Print out the entries below with no edits.
-- START OF Material for this task --
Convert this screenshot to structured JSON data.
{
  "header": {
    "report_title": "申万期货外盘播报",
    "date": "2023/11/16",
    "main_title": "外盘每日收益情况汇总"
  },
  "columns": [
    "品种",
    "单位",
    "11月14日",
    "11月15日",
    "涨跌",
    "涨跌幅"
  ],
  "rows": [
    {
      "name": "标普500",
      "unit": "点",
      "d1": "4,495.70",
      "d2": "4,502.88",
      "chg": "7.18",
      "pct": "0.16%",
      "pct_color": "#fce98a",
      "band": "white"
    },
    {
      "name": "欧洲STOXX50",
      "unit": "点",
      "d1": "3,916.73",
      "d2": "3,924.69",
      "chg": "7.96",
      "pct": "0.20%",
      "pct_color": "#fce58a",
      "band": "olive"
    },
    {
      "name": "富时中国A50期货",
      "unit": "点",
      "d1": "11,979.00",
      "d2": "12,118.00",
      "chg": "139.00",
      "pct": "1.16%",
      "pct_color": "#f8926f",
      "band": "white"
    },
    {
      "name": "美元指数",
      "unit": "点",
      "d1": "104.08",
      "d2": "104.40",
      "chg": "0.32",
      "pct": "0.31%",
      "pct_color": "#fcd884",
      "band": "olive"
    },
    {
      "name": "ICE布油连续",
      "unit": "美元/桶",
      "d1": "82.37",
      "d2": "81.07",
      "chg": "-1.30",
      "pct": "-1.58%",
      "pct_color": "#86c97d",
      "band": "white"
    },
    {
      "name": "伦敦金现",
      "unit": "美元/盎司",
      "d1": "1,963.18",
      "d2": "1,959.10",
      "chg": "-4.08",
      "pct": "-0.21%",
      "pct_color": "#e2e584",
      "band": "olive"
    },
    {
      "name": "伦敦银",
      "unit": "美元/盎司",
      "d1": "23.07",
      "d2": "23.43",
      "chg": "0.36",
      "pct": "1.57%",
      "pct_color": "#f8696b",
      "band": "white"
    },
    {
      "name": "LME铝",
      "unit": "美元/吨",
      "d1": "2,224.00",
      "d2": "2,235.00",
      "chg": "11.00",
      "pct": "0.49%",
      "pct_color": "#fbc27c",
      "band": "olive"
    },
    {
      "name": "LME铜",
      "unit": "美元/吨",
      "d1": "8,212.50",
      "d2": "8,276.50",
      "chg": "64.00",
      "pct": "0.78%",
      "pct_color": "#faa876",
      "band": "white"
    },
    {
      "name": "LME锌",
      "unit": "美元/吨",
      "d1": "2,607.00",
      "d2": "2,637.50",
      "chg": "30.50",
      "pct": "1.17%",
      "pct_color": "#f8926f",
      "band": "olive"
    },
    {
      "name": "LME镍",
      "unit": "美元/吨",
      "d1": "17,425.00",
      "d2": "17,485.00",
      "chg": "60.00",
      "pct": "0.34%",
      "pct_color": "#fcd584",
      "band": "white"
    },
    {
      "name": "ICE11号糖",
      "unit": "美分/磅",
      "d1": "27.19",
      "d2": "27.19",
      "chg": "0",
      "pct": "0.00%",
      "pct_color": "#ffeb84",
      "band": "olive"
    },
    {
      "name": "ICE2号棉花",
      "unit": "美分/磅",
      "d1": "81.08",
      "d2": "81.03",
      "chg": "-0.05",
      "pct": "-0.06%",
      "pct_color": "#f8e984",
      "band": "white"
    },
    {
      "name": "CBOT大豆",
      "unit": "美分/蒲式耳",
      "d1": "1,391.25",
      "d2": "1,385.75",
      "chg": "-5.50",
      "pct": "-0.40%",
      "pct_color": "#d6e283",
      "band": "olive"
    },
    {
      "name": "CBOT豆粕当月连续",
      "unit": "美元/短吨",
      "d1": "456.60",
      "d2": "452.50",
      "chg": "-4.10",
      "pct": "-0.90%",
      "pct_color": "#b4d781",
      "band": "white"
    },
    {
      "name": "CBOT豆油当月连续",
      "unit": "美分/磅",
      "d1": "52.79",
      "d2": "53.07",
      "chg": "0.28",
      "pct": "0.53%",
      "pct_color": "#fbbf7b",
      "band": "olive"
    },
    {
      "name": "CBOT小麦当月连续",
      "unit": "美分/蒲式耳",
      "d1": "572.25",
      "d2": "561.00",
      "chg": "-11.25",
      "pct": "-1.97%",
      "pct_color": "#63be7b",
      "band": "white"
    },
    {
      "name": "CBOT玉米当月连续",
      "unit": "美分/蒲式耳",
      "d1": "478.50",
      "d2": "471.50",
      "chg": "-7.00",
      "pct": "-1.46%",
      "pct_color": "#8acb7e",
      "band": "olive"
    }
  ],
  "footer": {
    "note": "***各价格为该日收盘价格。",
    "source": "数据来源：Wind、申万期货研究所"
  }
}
-- END OF Material for this task --
• [Task solution]:
Convert this screenshot to structured JSON data.
{
  "header": {
    "report_title": "申万期货外盘播报",
    "date": "2023/11/16",
    "main_title": "外盘每日收益情况汇总"
  },
  "columns": [
    "品种",
    "单位",
    "11月14日",
    "11月15日",
    "涨跌",
    "涨跌幅"
  ],
  "rows": [
    {
      "name": "标普500",
      "unit": "点",
      "d1": "4,495.70",
      "d2": "4,502.88",
      "chg": "7.18",
      "pct": "0.16%",
      "pct_color": "#fce98a",
      "band": "white"
    },
    {
      "name": "欧洲STOXX50",
      "unit": "点",
      "d1": "3,916.73",
      "d2": "3,924.69",
      "chg": "7.96",
      "pct": "0.20%",
      "pct_color": "#fce58a",
      "band": "olive"
    },
    {
      "name": "富时中国A50期货",
      "unit": "点",
      "d1": "11,979.00",
      "d2": "12,118.00",
      "chg": "139.00",
      "pct": "1.16%",
      "pct_color": "#f8926f",
      "band": "white"
    },
    {
      "name": "美元指数",
      "unit": "点",
      "d1": "104.08",
      "d2": "104.40",
      "chg": "0.32",
      "pct": "0.31%",
      "pct_color": "#fcd884",
      "band": "olive"
    },
    {
      "name": "ICE布油连续",
      "unit": "美元/桶",
      "d1": "82.37",
      "d2": "81.07",
      "chg": "-1.30",
      "pct": "-1.58%",
      "pct_color": "#86c97d",
      "band": "white"
    },
    {
      "name": "伦敦金现",
      "unit": "美元/盎司",
      "d1": "1,963.18",
      "d2": "1,959.10",
      "chg": "-4.08",
      "pct": "-0.21%",
      "pct_color": "#e2e584",
      "band": "olive"
    },
    {
      "name": "伦敦银",
      "unit": "美元/盎司",
      "d1": "23.07",
      "d2": "23.43",
      "chg": "0.36",
      "pct": "1.57%",
      "pct_color": "#f8696b",
      "band": "white"
    },
    {
      "name": "LME铝",
      "unit": "美元/吨",
      "d1": "2,224.00",
      "d2": "2,235.00",
      "chg": "11.00",
      "pct": "0.49%",
      "pct_color": "#fbc27c",
      "band": "olive"
    },
    {
      "name": "LME铜",
      "unit": "美元/吨",
      "d1": "8,212.50",
      "d2": "8,276.50",
      "chg": "64.00",
      "pct": "0.78%",
      "pct_color": "#faa876",
      "band": "white"
    },
    {
      "name": "LME锌",
      "unit": "美元/吨",
      "d1": "2,607.00",
      "d2": "2,637.50",
      "chg": "30.50",
      "pct": "1.17%",
      "pct_color": "#f8926f",
      "band": "olive"
    },
    {
      "name": "LME镍",
      "unit": "美元/吨",
      "d1": "17,425.00",
      "d2": "17,485.00",
      "chg": "60.00",
      "pct": "0.34%",
      "pct_color": "#fcd584",
      "band": "white"
    },
    {
      "name": "ICE11号糖",
      "unit": "美分/磅",
      "d1": "27.19",
      "d2": "27.19",
      "chg": "0",
      "pct": "0.00%",
      "pct_color": "#ffeb84",
      "band": "olive"
    },
    {
      "name": "ICE2号棉花",
      "unit": "美分/磅",
      "d1": "81.08",
      "d2": "81.03",
      "chg": "-0.05",
      "pct": "-0.06%",
      "pct_color": "#f8e984",
      "band": "white"
    },
    {
      "name": "CBOT大豆",
      "unit": "美分/蒲式耳",
      "d1": "1,391.25",
      "d2": "1,385.75",
      "chg": "-5.50",
      "pct": "-0.40%",
      "pct_color": "#d6e283",
      "band": "olive"
    },
    {
      "name": "CBOT豆粕当月连续",
      "unit": "美元/短吨",
      "d1": "456.60",
      "d2": "452.50",
      "chg": "-4.10",
      "pct": "-0.90%",
      "pct_color": "#b4d781",
      "band": "white"
    },
    {
      "name": "CBOT豆油当月连续",
      "unit": "美分/磅",
      "d1": "52.79",
      "d2": "53.07",
      "chg": "0.28",
      "pct": "0.53%",
      "pct_color": "#fbbf7b",
      "band": "olive"
    },
    {
      "name": "CBOT小麦当月连续",
      "unit": "美分/蒲式耳",
      "d1": "572.25",
      "d2": "561.00",
      "chg": "-11.25",
      "pct": "-1.97%",
      "pct_color": "#63be7b",
      "band": "white"
    },
    {
      "name": "CBOT玉米当月连续",
      "unit": "美分/蒲式耳",
      "d1": "478.50",
      "d2": "471.50",
      "chg": "-7.00",
      "pct": "-1.46%",
      "pct_color": "#8acb7e",
      "band": "olive"
    }
  ],
  "footer": {
    "note": "***各价格为该日收盘价格。",
    "source": "数据来源：Wind、申万期货研究所"
  }
}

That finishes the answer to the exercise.